* Instructions to follow: Set down each record below precisely, skipping the pictures.

-- Start of Given entries --

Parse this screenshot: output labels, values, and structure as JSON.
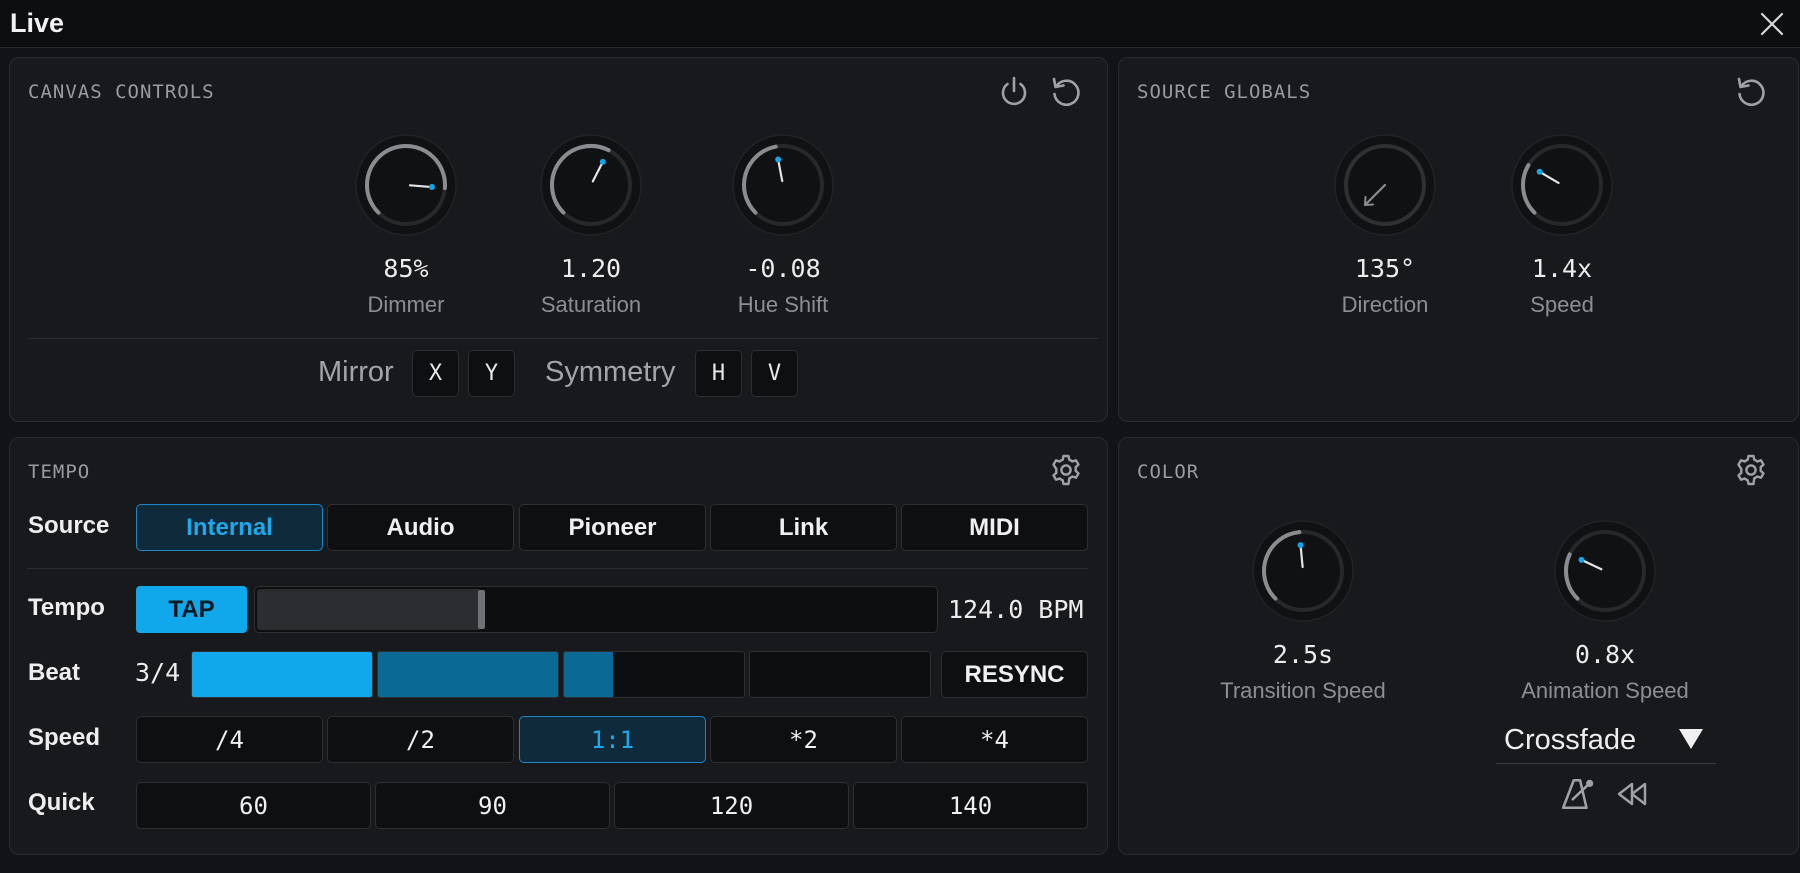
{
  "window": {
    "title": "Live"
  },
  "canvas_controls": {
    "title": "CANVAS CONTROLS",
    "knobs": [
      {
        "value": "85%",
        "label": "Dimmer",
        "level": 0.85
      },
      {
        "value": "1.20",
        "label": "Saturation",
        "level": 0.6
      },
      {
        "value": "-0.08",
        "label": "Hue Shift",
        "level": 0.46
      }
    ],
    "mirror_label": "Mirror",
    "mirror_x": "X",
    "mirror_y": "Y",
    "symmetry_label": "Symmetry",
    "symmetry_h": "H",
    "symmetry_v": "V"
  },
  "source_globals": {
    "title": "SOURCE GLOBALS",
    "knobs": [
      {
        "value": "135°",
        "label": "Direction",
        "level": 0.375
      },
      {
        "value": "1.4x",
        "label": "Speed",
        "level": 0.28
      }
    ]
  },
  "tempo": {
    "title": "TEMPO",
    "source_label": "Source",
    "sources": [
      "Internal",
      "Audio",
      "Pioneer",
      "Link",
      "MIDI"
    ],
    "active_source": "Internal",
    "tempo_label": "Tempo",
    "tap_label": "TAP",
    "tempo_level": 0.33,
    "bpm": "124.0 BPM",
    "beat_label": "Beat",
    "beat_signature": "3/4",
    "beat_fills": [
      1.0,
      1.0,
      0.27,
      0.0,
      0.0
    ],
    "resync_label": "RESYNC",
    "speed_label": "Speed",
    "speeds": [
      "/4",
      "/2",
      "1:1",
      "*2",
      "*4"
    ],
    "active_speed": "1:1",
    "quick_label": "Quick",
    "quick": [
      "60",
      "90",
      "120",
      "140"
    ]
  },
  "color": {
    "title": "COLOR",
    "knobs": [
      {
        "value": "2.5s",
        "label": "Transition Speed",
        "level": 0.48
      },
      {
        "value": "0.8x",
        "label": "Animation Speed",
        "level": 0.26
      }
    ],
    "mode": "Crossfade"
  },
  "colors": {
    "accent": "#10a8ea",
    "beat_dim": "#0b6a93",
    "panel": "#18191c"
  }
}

-- End of Given entries --

* Correct answer:
Parse this screenshot: output labels, values, and structure as JSON.
{
  "window": {
    "title": "Live"
  },
  "canvas_controls": {
    "title": "CANVAS CONTROLS",
    "knobs": [
      {
        "value": "85%",
        "label": "Dimmer",
        "level": 0.85
      },
      {
        "value": "1.20",
        "label": "Saturation",
        "level": 0.6
      },
      {
        "value": "-0.08",
        "label": "Hue Shift",
        "level": 0.46
      }
    ],
    "mirror_label": "Mirror",
    "mirror_x": "X",
    "mirror_y": "Y",
    "symmetry_label": "Symmetry",
    "symmetry_h": "H",
    "symmetry_v": "V"
  },
  "source_globals": {
    "title": "SOURCE GLOBALS",
    "knobs": [
      {
        "value": "135°",
        "label": "Direction",
        "level": 0.375
      },
      {
        "value": "1.4x",
        "label": "Speed",
        "level": 0.28
      }
    ]
  },
  "tempo": {
    "title": "TEMPO",
    "source_label": "Source",
    "sources": [
      "Internal",
      "Audio",
      "Pioneer",
      "Link",
      "MIDI"
    ],
    "active_source": "Internal",
    "tempo_label": "Tempo",
    "tap_label": "TAP",
    "tempo_level": 0.33,
    "bpm": "124.0 BPM",
    "beat_label": "Beat",
    "beat_signature": "3/4",
    "beat_fills": [
      1.0,
      1.0,
      0.27,
      0.0,
      0.0
    ],
    "resync_label": "RESYNC",
    "speed_label": "Speed",
    "speeds": [
      "/4",
      "/2",
      "1:1",
      "*2",
      "*4"
    ],
    "active_speed": "1:1",
    "quick_label": "Quick",
    "quick": [
      "60",
      "90",
      "120",
      "140"
    ]
  },
  "color": {
    "title": "COLOR",
    "knobs": [
      {
        "value": "2.5s",
        "label": "Transition Speed",
        "level": 0.48
      },
      {
        "value": "0.8x",
        "label": "Animation Speed",
        "level": 0.26
      }
    ],
    "mode": "Crossfade"
  },
  "colors": {
    "accent": "#10a8ea",
    "beat_dim": "#0b6a93",
    "panel": "#18191c"
  }
}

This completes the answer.